» Request
Go through the material and tally the lines containing the string "устойчивый". Give the total alone.
^^^^
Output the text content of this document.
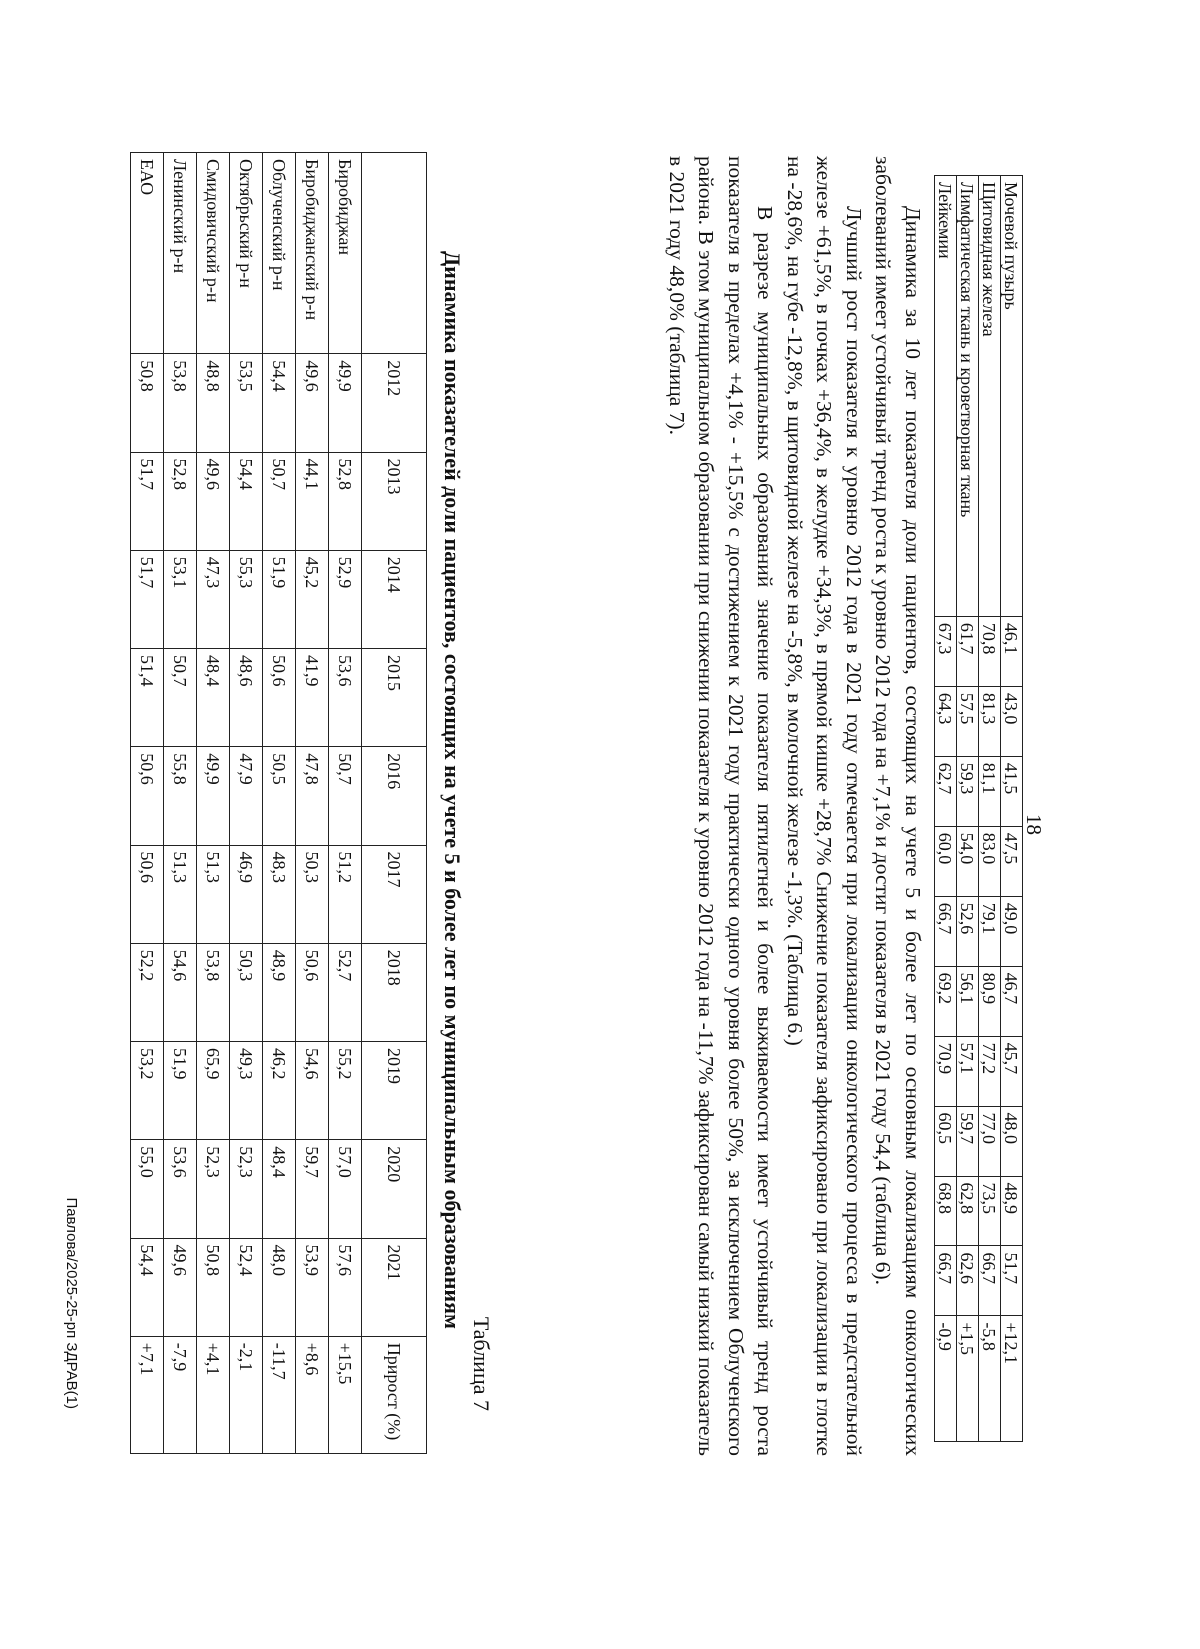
18
Мочевой пузырь	46,1	43,0	41,5	47,5	49,0	46,7	45,7	48,0	48,9	51,7	+12,1
Щитовидная железа	70,8	81,3	81,1	83,0	79,1	80,9	77,2	77,0	73,5	66,7	-5,8
Лимфатическая ткань и кроветворная ткань	61,7	57,5	59,3	54,0	52,6	56,1	57,1	59,7	62,8	62,6	+1,5
Лейкемии	67,3	64,3	62,7	60,0	66,7	69,2	70,9	60,5	68,8	66,7	-0,9

Динамика за 10 лет показателя доли пациентов, состоящих на учете 5 и более лет по основным локализациям онкологических заболеваний имеет устойчивый тренд роста к уровню 2012 года на +7,1% и достиг показателя в 2021 году 54,4 (таблица 6).

Лучший рост показателя к уровню 2012 года в 2021 году отмечается при локализации онкологического процесса в предстательной железе +61,5%, в почках +36,4%, в желудке +34,3%, в прямой кишке +28,7% Снижение показателя зафиксировано при локализации в глотке на -28,6%, на губе -12,8%, в щитовидной железе на -5,8%, в молочной железе -1,3%. (Таблица 6.)

В разрезе муниципальных образований значение показателя пятилетней и более выживаемости имеет устойчивый тренд роста показателя в пределах +4,1% - +15,5% с достижением к 2021 году практически одного уровня более 50%, за исключением Облученского района. В этом муниципальном образовании при снижении показателя к уровню 2012 года на -11,7% зафиксирован самый низкий показатель в 2021 году 48,0% (таблица 7).

Таблица 7
Динамика показателей доли пациентов, состоящих на учете 5 и более лет по муниципальным образованиям
	2012	2013	2014	2015	2016	2017	2018	2019	2020	2021	Прирост (%)
Биробиджан	49,9	52,8	52,9	53,6	50,7	51,2	52,7	55,2	57,0	57,6	+15,5
Биробиджанский р-н	49,6	44,1	45,2	41,9	47,8	50,3	50,6	54,6	59,7	53,9	+8,6
Облученский р-н	54,4	50,7	51,9	50,6	50,5	48,3	48,9	46,2	48,4	48,0	-11,7
Октябрьский р-н	53,5	54,4	55,3	48,6	47,9	46,9	50,3	49,3	52,3	52,4	-2,1
Смидовичский р-н	48,8	49,6	47,3	48,4	49,9	51,3	53,8	65,9	52,3	50,8	+4,1
Ленинский р-н	53,8	52,8	53,1	50,7	55,8	51,3	54,6	51,9	53,6	49,6	-7,9
ЕАО	50,8	51,7	51,7	51,4	50,6	50,6	52,2	53,2	55,0	54,4	+7,1
Павлова/2025-25-рп ЗДРАВ(1)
^^^^
» Solution to this problem
2